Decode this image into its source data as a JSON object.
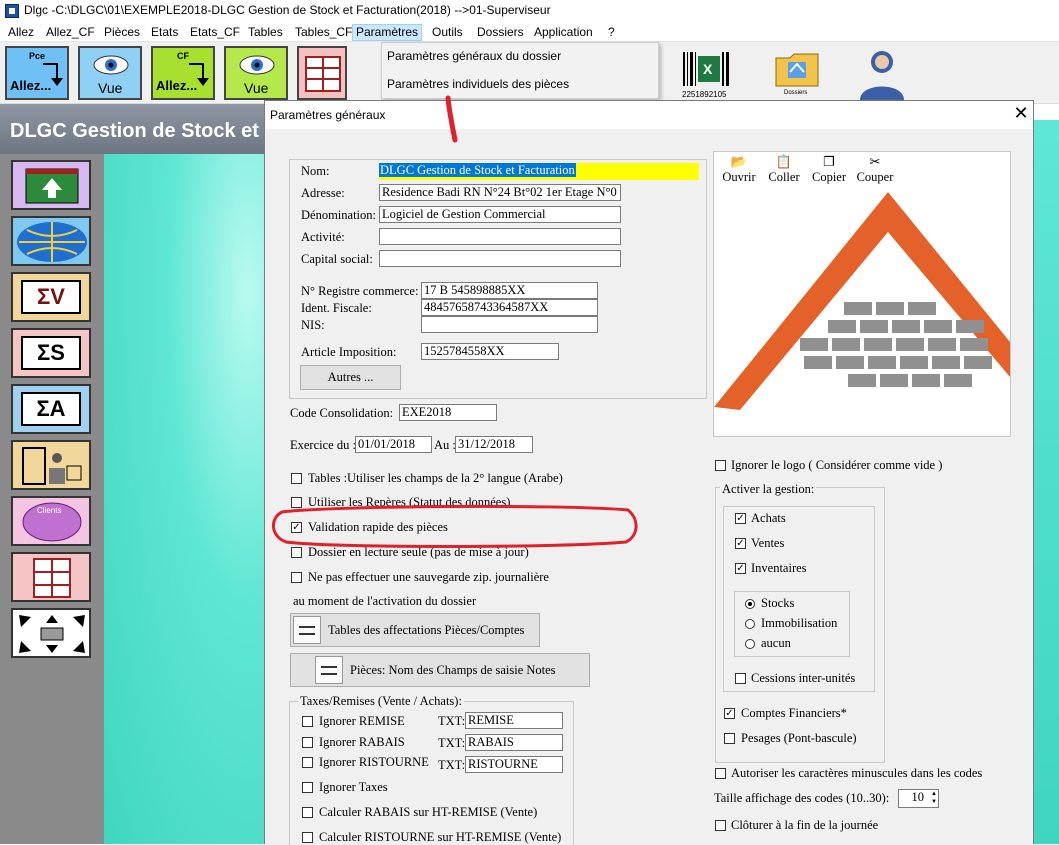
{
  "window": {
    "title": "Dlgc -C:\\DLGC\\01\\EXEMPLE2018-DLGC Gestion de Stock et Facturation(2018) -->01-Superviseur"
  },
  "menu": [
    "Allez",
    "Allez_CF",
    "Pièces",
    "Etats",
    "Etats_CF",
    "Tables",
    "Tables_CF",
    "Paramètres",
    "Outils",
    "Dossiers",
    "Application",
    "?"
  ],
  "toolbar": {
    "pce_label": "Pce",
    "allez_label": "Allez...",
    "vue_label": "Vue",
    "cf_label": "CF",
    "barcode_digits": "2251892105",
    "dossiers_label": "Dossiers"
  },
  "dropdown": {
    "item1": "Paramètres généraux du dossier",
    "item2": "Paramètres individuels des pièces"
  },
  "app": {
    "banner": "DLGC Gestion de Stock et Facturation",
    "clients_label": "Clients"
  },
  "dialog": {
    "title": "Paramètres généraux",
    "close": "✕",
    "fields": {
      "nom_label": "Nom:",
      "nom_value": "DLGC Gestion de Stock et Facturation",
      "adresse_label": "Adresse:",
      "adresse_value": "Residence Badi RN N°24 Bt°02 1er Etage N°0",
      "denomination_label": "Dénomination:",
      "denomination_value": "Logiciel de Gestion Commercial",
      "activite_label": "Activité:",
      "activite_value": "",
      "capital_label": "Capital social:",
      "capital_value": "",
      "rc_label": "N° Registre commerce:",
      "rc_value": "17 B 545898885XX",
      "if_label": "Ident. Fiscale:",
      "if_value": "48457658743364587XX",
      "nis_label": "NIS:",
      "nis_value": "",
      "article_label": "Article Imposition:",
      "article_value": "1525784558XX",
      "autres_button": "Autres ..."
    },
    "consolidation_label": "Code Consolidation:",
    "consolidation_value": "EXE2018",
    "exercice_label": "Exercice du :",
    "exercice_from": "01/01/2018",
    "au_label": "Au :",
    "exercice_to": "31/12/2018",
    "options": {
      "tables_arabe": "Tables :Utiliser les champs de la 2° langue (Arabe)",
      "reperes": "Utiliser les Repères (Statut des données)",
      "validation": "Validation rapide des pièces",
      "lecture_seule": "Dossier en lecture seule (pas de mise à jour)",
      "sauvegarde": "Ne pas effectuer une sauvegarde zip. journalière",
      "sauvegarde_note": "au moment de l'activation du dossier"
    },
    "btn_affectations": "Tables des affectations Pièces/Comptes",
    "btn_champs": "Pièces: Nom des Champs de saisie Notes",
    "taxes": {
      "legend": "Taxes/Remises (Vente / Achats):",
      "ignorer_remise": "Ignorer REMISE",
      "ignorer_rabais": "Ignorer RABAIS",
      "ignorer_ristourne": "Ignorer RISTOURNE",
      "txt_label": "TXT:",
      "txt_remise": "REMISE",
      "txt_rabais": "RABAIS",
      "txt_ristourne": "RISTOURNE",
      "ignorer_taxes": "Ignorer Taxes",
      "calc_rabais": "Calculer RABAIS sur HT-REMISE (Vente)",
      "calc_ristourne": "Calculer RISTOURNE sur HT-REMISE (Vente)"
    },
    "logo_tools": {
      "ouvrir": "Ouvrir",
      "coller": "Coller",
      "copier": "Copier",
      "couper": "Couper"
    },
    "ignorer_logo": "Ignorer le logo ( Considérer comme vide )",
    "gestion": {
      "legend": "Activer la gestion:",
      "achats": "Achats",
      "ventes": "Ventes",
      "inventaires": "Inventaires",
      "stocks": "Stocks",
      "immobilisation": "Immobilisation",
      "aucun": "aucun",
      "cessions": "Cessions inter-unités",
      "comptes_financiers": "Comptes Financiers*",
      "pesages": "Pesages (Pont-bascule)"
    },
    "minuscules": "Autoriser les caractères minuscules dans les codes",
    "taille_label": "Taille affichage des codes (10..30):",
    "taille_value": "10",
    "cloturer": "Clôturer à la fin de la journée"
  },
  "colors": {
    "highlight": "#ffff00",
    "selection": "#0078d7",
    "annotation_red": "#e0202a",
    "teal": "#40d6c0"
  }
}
--------------------
WHAT YOU ARE ASKED TO DO: Pull every line containing "Calculer" from the data.

FINAL RESULT:
      "calc_rabais": "Calculer RABAIS sur HT-REMISE (Vente)",
      "calc_ristourne": "Calculer RISTOURNE sur HT-REMISE (Vente)"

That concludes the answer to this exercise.